:: REQUIREMENTS ::
Copy every line of the data exactly, leaving nothing out.

◇ ◇ ◇ ◇ ◇

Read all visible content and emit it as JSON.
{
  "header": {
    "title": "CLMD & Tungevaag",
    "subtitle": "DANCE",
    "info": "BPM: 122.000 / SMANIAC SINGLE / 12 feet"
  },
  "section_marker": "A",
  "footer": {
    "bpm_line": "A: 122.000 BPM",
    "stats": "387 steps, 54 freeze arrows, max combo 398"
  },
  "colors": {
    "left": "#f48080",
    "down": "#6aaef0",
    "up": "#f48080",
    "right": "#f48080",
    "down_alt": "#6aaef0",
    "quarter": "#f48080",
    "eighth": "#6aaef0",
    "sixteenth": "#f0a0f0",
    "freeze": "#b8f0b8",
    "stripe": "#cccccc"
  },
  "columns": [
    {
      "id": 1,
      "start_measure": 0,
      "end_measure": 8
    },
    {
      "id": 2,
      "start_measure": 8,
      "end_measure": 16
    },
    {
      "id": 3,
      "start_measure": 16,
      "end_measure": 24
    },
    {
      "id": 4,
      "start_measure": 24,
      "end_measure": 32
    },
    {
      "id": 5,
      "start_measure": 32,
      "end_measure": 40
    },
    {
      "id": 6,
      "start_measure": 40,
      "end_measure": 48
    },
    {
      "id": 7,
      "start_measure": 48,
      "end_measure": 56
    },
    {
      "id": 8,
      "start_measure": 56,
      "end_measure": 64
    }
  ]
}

◇ ◇ ◇ ◇ ◇

:: REPLY ::
Read all visible content and emit it as JSON.
{
  "header": {
    "title": "CLMD & Tungevaag",
    "subtitle": "DANCE",
    "info": "BPM: 122.000 / SMANIAC SINGLE / 12 feet"
  },
  "section_marker": "A",
  "footer": {
    "bpm_line": "A: 122.000 BPM",
    "stats": "387 steps, 54 freeze arrows, max combo 398"
  },
  "colors": {
    "left": "#f48080",
    "down": "#6aaef0",
    "up": "#f48080",
    "right": "#f48080",
    "down_alt": "#6aaef0",
    "quarter": "#f48080",
    "eighth": "#6aaef0",
    "sixteenth": "#f0a0f0",
    "freeze": "#b8f0b8",
    "stripe": "#cccccc"
  },
  "columns": [
    {
      "id": 1,
      "start_measure": 0,
      "end_measure": 8
    },
    {
      "id": 2,
      "start_measure": 8,
      "end_measure": 16
    },
    {
      "id": 3,
      "start_measure": 16,
      "end_measure": 24
    },
    {
      "id": 4,
      "start_measure": 24,
      "end_measure": 32
    },
    {
      "id": 5,
      "start_measure": 32,
      "end_measure": 40
    },
    {
      "id": 6,
      "start_measure": 40,
      "end_measure": 48
    },
    {
      "id": 7,
      "start_measure": 48,
      "end_measure": 56
    },
    {
      "id": 8,
      "start_measure": 56,
      "end_measure": 64
    }
  ]
}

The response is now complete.